Directions: In the court opinion excerpt on tank bottoms, reproduce word for word the passage that opens with the words containing "The general rule" and closes with "Commission, testified: .".

(Excerpt)

Appellant in his brief states the sole issue in this case to be :

“Whether the material contained in the tank bottoms at the time of their purchase by appellee and recovered from said tank bottoms was ‘crude oil or oil taken from the earth regardless of gravity of the oil,’ qs defined by the statute under which suit was brought, the oil so contained being subject to the tax imposed by said statutes.”

In our opinion this is not quite accurate, for the reason that it entirely overlooks the exception or exemption from taxation set out in Sub. 8 above, and that the true question is whether or not the substance obtained by appellee from tank bottoms is, withtin the meaning of the statutes, “basic sediment,” or whether it comes within the limits of a “reasonable allowance” for basic sediment, and this regardless of whether or not such substance has any of the characteristics of oil, or is composed of some of the same hydrocarbons as oil.

Neither party has cited any authority in point. This case must, therefore, be determined in accordance with the general applicable rules of statutory construction.

The general rule in construing statutes containing a general provision and special provisions is that the special provisions are regarded as exceptions to the general, and the general yields to the special. 39 Tex.Jur., § 114, p. 213.

“Sediment” is defined as “the matter which settles to the bottom from a liquid.” Webster’s International Dictionary, 2nd Edition.

“Sediment” is also defined in Porter’s Petroleum Dictionary, 3rd Edition, as follows :

“Sediment — Any material other than water, which separates itself below oil in a tank. Foreign matter usually sand, or dirt which settles to the bottom from a liquid.”

Appellant’s witness, Mr. Arthur Barbeck, Senior Engineer with the Oil and Gas Division of the Texas Railroad Commission, testified: .

“The bottom eighteen inches of a tank is usually considered as your tank bottom. *703 The reason for declaring the bottom eighteen inches as the tank bottom is that the lower-most portion of the outlet to the pipe line is located eighteen inches above the bottom of the tank. Your various extraneous matter produced along with the oil from the ground, such as is commonly called basic sediment and waters — water inherent to the oil production — is also accumulated in the bottom of your tank. Those various elements being heavier than the oil, they naturally settle to the bottom.”

In referring to the contents of these tank bottoms, Mr. Barbeck also testified:

“Q. * * * Now, the tank bottoms are taken out of the tank through a removable plate that is at the bottom of the tank; is that right? A. Yes, sir.
“Q. They have to be raked out, don’t they, — they are ordinarily in such condition that they won’t flow — they have to be raked or shoveled out? A.

(End Excerpt)
(Provided records)

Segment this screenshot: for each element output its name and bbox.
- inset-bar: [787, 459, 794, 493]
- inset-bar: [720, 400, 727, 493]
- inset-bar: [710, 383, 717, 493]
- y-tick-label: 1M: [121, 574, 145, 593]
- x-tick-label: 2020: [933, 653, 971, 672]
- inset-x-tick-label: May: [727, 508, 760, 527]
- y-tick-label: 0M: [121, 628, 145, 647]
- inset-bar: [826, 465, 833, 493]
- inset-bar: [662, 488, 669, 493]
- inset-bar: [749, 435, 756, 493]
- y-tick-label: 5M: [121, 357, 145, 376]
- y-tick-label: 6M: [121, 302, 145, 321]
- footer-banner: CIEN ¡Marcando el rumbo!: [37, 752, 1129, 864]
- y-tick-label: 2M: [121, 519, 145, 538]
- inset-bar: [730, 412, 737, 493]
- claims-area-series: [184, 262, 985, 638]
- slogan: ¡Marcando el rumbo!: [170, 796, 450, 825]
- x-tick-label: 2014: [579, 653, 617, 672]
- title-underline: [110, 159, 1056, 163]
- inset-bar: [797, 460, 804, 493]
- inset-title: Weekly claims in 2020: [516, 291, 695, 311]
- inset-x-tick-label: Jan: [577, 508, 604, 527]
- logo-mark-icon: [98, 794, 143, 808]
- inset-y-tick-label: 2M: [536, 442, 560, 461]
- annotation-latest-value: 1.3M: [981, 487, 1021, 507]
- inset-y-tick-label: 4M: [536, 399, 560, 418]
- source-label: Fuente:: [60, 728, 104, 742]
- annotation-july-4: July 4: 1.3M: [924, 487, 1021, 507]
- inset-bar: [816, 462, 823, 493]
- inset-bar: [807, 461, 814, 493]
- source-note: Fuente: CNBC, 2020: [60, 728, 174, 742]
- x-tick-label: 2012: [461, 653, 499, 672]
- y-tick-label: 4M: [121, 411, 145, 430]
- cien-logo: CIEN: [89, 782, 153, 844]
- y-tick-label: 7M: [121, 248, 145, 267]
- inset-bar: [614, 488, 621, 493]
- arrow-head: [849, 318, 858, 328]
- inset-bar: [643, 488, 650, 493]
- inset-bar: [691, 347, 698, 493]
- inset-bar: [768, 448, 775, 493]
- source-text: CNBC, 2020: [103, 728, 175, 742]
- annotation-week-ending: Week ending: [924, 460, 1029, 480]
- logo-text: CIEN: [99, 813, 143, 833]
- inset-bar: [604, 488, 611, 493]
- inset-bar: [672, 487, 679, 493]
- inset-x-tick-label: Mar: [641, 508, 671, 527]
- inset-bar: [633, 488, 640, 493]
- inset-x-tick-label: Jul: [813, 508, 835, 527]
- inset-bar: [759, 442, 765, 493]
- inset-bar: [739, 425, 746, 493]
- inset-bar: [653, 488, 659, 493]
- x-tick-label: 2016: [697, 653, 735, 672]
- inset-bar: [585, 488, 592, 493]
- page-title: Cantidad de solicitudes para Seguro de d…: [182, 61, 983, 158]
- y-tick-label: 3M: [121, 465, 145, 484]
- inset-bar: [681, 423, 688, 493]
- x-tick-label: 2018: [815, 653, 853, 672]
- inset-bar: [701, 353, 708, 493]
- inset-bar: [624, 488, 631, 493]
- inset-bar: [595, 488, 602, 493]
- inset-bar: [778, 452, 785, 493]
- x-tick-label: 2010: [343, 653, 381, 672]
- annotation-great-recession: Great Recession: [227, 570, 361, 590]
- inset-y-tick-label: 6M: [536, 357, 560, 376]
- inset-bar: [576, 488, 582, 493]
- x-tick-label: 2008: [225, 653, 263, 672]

(End Provided records)

Answer area:
The general rule in construing statutes containing a general provision and special provisions is that the special provisions are regarded as exceptions to the general, and the general yields to the special. 39 Tex.Jur., § 114, p. 213.

“Sediment” is defined as “the matter which settles to the bottom from a liquid.” Webster’s International Dictionary, 2nd Edition.

“Sediment” is also defined in Porter’s Petroleum Dictionary, 3rd Edition, as follows :

“Sediment — Any material other than water, which separates itself below oil in a tank. Foreign matter usually sand, or dirt which settles to the bottom from a liquid.”

Appellant’s witness, Mr. Arthur Barbeck, Senior Engineer with the Oil and Gas Division of the Texas Railroad Commission, testified: .